╔══

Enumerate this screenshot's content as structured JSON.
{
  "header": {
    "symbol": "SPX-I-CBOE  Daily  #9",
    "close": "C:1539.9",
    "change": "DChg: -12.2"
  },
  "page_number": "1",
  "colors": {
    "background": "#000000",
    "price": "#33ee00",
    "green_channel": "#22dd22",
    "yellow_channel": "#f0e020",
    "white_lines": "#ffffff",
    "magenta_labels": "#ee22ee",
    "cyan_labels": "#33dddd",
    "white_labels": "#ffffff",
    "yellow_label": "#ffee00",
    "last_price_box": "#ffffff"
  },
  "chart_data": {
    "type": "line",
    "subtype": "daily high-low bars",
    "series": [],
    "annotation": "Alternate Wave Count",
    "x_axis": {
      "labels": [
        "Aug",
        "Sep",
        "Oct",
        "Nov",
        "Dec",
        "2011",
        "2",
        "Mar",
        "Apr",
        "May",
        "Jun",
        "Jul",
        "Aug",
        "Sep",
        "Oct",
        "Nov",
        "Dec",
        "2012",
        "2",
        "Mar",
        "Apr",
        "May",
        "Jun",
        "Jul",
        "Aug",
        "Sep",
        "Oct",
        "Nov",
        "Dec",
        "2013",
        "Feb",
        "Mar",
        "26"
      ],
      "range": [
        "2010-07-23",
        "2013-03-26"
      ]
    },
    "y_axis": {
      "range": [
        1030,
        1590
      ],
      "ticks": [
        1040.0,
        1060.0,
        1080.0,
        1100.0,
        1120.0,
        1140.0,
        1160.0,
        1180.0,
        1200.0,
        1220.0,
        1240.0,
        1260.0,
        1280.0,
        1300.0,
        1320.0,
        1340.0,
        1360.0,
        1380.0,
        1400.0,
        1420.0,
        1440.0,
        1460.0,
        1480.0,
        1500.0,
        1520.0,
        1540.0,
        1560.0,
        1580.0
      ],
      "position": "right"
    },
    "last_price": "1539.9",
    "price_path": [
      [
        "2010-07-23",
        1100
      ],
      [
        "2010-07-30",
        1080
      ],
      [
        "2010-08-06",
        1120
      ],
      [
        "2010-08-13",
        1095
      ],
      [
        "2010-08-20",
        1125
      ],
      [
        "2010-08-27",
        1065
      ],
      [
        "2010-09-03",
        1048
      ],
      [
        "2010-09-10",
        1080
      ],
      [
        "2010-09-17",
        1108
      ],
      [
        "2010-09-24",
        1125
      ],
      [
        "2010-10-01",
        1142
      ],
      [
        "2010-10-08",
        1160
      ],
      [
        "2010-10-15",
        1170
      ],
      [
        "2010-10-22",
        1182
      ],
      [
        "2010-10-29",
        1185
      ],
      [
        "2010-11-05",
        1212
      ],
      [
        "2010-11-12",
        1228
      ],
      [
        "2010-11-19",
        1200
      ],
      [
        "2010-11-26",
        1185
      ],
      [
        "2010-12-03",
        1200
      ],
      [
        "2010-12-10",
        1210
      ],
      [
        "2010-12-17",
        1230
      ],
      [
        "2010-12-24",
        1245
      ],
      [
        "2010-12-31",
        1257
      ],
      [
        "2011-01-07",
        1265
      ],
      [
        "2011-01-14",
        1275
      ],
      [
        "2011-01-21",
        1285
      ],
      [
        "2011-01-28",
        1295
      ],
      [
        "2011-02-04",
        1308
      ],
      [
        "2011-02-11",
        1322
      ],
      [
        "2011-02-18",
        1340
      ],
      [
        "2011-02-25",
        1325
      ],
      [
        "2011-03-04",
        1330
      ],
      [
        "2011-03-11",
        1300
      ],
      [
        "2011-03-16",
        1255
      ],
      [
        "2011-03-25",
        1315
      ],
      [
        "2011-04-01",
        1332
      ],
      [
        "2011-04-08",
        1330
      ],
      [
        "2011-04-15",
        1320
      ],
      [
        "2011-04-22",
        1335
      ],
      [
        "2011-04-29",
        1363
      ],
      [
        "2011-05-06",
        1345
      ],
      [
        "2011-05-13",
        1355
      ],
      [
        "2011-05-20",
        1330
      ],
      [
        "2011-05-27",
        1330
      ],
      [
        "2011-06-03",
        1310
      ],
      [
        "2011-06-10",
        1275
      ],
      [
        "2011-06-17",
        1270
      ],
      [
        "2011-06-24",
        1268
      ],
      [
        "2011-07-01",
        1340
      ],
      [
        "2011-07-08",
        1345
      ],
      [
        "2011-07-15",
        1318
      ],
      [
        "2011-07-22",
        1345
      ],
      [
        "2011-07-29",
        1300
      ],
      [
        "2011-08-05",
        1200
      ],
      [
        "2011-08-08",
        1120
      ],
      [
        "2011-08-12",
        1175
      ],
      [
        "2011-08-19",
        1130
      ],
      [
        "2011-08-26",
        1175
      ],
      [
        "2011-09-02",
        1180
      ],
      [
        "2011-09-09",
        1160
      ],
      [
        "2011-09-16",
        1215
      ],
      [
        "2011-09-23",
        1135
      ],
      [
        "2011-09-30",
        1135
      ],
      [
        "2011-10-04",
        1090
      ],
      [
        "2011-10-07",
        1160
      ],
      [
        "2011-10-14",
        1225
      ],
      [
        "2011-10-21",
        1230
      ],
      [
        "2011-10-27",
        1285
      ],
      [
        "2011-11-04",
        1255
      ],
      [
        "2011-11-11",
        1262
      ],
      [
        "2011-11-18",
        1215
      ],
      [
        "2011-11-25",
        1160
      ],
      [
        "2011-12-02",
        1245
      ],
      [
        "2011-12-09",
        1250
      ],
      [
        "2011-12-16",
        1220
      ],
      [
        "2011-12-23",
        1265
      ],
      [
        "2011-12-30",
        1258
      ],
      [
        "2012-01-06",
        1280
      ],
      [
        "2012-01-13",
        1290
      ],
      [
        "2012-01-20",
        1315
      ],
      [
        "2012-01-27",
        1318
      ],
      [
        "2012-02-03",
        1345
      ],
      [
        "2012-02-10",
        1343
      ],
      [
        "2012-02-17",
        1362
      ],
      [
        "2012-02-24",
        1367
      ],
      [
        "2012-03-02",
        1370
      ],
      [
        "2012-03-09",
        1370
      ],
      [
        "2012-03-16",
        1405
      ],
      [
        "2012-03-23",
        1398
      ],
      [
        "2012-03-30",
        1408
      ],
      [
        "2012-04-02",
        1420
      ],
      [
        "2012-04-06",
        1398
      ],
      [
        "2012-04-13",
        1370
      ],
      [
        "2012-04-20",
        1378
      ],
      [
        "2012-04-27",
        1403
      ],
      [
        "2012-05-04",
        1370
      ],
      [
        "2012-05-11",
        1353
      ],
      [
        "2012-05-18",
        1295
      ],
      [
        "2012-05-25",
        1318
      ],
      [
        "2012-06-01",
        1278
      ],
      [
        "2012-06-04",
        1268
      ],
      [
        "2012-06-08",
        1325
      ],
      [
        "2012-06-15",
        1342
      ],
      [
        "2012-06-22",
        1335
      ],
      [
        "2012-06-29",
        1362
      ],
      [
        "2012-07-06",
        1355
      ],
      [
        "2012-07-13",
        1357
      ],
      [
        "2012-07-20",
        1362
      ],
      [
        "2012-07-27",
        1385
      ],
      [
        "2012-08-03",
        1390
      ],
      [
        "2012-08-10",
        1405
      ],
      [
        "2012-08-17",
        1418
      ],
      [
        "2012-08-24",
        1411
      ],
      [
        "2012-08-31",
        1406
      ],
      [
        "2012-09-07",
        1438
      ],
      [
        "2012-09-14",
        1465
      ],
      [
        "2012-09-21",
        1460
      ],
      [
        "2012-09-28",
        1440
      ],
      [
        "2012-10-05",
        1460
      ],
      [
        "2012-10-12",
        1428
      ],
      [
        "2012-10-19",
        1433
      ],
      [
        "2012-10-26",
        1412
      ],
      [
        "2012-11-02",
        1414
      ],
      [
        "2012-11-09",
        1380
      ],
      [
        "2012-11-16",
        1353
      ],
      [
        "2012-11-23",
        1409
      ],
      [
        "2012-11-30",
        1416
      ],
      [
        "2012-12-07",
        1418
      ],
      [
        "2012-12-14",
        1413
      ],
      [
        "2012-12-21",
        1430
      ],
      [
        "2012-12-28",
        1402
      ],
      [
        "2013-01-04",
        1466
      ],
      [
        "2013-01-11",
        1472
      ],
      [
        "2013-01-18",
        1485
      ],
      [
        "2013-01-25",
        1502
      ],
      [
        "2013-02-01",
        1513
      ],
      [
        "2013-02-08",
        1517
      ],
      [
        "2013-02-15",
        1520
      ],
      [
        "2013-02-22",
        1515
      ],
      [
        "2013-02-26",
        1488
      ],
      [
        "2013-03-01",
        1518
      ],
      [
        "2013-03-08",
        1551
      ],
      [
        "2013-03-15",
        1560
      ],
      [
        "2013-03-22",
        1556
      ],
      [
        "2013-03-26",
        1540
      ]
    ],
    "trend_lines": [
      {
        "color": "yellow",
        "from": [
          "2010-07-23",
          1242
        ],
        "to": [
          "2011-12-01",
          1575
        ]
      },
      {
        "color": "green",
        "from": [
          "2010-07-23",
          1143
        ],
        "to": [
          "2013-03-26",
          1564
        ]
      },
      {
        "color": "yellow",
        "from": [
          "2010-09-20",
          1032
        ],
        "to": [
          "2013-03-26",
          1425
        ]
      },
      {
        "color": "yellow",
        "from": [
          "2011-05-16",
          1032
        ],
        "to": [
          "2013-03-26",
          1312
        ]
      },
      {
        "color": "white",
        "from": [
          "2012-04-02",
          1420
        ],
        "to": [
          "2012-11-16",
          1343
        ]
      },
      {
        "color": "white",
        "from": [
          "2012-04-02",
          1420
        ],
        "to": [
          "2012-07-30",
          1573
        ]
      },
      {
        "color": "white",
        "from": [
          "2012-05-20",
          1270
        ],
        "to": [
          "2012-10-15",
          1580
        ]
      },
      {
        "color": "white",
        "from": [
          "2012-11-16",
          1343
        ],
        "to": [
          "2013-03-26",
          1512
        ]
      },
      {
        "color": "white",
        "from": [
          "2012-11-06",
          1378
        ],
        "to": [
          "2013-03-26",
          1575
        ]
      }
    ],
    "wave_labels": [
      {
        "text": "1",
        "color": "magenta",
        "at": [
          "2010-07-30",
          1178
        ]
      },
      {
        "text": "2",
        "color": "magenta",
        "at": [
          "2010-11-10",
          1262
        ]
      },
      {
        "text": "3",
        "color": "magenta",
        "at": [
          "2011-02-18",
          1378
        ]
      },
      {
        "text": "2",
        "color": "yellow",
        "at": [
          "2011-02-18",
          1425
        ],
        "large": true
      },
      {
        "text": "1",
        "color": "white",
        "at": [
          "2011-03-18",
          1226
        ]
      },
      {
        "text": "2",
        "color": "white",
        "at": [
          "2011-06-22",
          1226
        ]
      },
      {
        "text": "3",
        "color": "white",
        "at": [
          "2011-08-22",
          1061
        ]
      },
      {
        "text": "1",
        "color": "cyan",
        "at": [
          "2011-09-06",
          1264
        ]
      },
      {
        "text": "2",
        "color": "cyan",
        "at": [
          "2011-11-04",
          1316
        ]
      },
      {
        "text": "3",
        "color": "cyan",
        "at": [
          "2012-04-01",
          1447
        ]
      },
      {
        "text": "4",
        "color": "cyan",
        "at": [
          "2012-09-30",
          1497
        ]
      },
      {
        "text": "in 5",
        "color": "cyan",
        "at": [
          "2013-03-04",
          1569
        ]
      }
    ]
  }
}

╚══
╔══

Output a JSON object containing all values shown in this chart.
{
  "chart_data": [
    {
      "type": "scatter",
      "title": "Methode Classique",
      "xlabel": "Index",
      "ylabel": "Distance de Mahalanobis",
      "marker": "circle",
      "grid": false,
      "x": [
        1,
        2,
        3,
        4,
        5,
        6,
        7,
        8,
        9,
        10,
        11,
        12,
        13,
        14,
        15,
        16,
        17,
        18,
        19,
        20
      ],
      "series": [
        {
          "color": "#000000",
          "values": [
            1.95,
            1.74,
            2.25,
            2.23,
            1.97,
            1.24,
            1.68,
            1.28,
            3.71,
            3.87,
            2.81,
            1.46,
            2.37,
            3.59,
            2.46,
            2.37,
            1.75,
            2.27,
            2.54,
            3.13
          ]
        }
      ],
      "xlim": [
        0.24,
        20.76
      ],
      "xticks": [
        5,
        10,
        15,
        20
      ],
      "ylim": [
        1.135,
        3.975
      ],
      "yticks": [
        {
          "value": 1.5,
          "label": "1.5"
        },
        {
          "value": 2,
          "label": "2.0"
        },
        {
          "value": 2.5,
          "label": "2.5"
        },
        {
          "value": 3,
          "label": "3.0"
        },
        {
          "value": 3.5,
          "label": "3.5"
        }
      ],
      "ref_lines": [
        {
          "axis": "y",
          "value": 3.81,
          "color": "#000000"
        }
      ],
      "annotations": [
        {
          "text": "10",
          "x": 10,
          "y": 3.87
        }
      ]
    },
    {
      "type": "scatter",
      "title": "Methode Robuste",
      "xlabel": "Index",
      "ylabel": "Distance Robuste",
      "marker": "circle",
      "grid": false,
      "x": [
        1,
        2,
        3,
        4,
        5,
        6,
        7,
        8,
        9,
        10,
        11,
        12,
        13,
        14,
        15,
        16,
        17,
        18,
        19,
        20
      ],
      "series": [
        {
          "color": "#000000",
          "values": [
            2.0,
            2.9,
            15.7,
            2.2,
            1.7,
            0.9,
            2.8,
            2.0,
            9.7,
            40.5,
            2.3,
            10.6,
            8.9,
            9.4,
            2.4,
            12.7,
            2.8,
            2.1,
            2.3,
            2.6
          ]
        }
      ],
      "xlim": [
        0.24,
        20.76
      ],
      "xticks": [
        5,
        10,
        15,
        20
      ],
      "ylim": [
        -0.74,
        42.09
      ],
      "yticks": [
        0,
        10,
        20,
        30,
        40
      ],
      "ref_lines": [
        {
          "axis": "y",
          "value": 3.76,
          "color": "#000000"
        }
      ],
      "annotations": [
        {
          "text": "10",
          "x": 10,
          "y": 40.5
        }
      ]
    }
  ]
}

╚══
╔══

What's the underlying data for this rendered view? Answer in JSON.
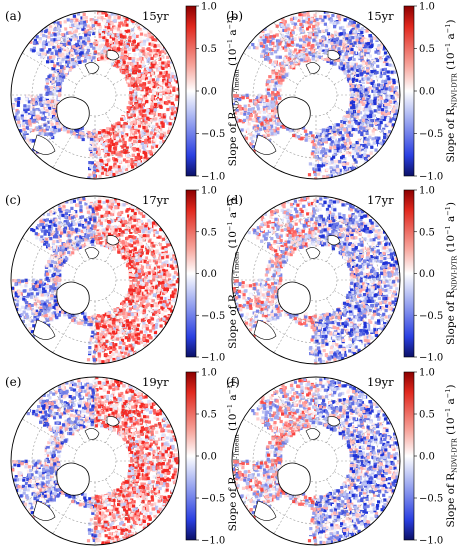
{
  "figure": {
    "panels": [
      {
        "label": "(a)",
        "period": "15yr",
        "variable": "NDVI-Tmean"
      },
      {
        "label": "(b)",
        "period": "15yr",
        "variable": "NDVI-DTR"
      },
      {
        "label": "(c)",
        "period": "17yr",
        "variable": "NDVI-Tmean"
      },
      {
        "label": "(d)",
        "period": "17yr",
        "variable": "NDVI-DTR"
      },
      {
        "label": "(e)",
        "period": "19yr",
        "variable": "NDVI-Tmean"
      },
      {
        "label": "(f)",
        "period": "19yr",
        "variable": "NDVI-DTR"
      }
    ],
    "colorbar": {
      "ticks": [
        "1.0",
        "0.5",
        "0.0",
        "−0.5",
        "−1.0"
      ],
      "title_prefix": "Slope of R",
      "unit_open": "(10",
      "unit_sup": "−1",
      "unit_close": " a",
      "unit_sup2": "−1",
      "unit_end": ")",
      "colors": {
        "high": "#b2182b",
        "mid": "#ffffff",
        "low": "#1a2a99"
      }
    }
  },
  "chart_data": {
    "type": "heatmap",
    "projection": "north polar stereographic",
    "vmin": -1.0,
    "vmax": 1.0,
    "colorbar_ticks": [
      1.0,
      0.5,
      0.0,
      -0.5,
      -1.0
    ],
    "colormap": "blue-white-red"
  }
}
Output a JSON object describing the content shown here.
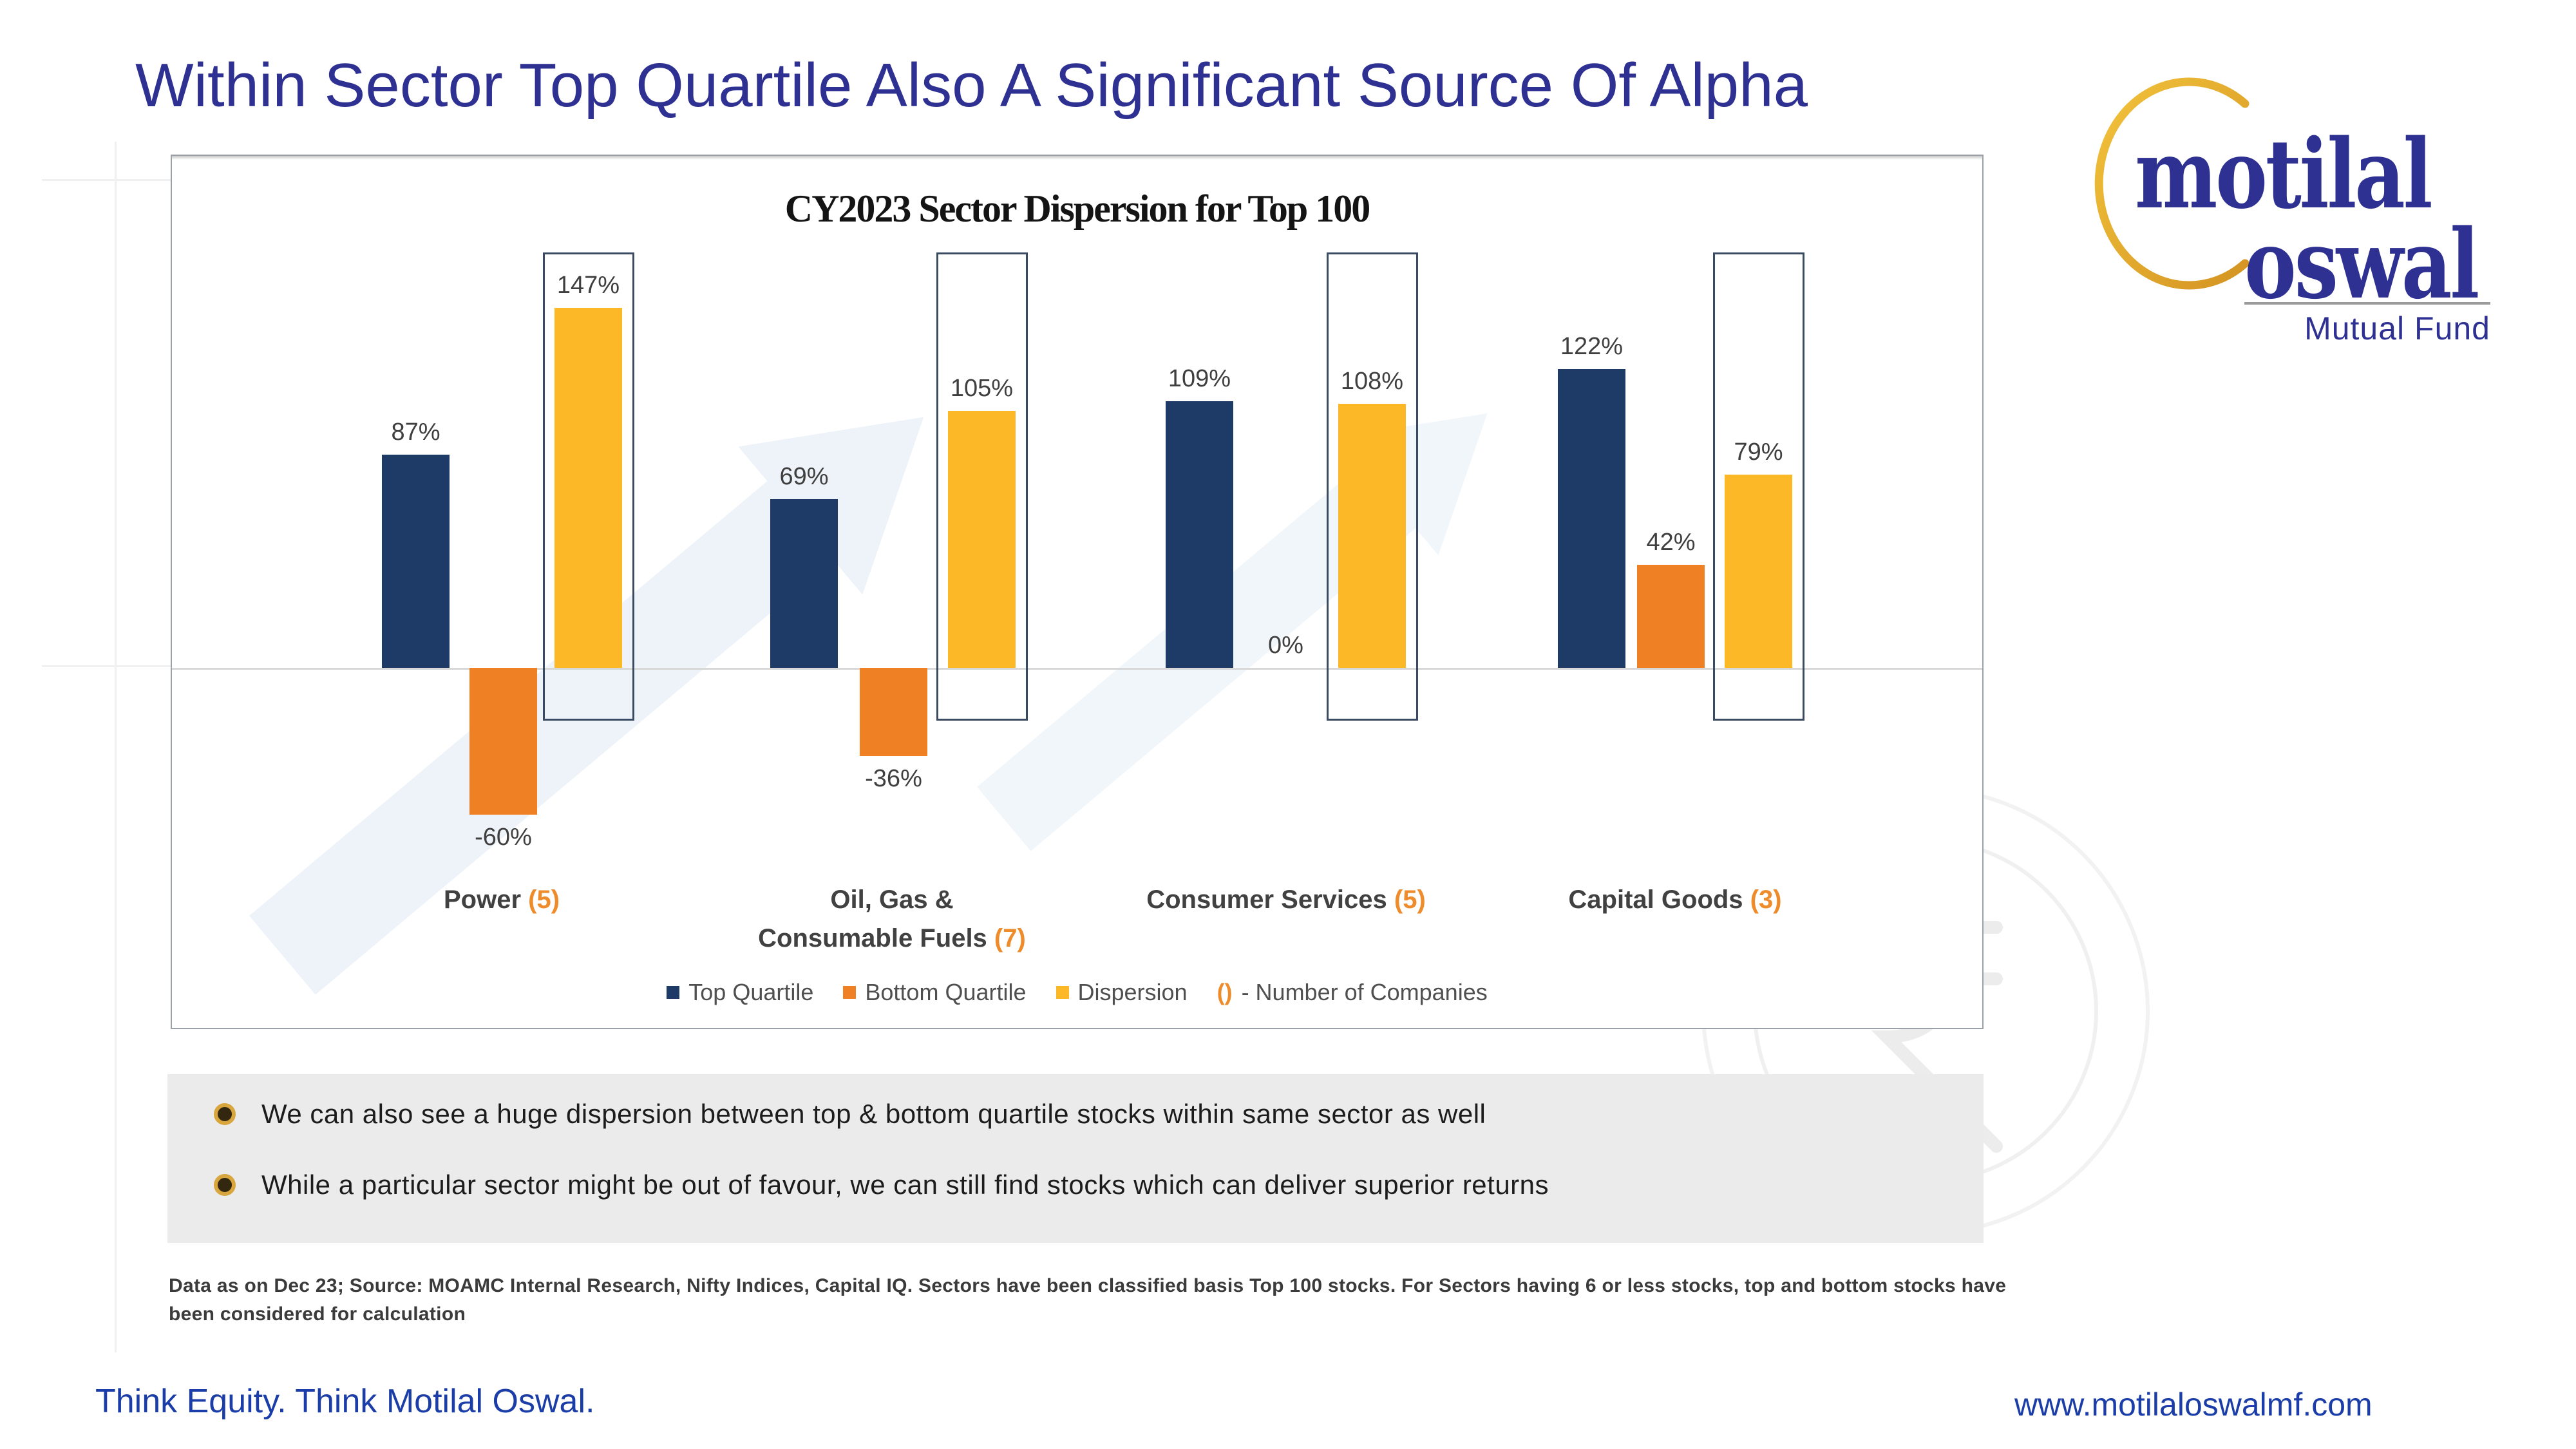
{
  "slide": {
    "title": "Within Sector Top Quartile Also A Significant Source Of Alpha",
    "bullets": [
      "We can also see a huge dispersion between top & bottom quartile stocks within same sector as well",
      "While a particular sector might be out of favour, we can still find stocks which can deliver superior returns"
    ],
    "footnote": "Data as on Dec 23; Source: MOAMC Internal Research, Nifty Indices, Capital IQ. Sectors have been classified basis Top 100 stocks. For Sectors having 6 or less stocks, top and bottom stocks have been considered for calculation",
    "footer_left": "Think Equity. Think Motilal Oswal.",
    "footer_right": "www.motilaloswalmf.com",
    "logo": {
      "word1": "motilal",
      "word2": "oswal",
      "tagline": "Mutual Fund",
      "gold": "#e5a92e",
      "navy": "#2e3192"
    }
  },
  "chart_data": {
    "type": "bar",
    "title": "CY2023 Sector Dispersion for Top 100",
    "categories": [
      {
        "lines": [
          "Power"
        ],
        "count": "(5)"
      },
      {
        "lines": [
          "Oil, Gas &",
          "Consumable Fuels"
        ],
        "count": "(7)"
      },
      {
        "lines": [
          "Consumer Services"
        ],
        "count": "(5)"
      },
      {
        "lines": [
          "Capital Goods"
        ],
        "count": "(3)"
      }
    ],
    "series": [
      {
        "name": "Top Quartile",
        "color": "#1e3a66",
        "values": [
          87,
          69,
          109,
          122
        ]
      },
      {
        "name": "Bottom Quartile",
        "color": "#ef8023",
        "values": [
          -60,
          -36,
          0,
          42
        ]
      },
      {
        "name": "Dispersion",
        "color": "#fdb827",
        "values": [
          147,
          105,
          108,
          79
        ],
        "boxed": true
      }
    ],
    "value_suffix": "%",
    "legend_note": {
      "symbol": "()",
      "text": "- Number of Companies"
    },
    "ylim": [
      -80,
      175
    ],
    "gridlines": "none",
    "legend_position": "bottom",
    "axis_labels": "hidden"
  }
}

╚══

=== GOAL ===
Search the listing above for the string "Capital". Copy every line that contains it.

=== FINAL ANSWER ===
    "footnote": "Data as on Dec 23; Source: MOAMC Internal Research, Nifty Indices, Capital IQ. Sectors have been classified basis Top 100 stocks. For Sectors having 6 or less stocks, top and bottom stocks have been considered for calculation",
          "Capital Goods"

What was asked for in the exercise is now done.